■ REQUIRED TASK: Give the data below again, word for word.

■ Stored items:
-- Start --

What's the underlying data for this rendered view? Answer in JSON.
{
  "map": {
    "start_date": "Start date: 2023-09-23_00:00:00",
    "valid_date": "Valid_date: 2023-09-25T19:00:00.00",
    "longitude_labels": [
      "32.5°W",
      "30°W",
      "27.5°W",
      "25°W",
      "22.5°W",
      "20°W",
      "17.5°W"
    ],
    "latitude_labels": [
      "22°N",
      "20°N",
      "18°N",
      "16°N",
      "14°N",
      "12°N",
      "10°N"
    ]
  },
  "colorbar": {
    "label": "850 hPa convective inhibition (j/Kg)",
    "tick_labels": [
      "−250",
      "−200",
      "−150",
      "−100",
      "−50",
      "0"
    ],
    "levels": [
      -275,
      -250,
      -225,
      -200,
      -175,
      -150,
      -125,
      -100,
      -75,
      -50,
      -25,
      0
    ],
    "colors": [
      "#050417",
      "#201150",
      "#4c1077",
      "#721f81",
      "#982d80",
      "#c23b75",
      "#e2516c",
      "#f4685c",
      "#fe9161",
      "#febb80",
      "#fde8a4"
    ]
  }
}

-- End --

■ OUTPUT OF THE TASK:
What's the underlying data for this rendered view? Answer in JSON.
{
  "map": {
    "start_date": "Start date: 2023-09-23_00:00:00",
    "valid_date": "Valid_date: 2023-09-25T19:00:00.00",
    "longitude_labels": [
      "32.5°W",
      "30°W",
      "27.5°W",
      "25°W",
      "22.5°W",
      "20°W",
      "17.5°W"
    ],
    "latitude_labels": [
      "22°N",
      "20°N",
      "18°N",
      "16°N",
      "14°N",
      "12°N",
      "10°N"
    ]
  },
  "colorbar": {
    "label": "850 hPa convective inhibition (j/Kg)",
    "tick_labels": [
      "−250",
      "−200",
      "−150",
      "−100",
      "−50",
      "0"
    ],
    "levels": [
      -275,
      -250,
      -225,
      -200,
      -175,
      -150,
      -125,
      -100,
      -75,
      -50,
      -25,
      0
    ],
    "colors": [
      "#050417",
      "#201150",
      "#4c1077",
      "#721f81",
      "#982d80",
      "#c23b75",
      "#e2516c",
      "#f4685c",
      "#fe9161",
      "#febb80",
      "#fde8a4"
    ]
  }
}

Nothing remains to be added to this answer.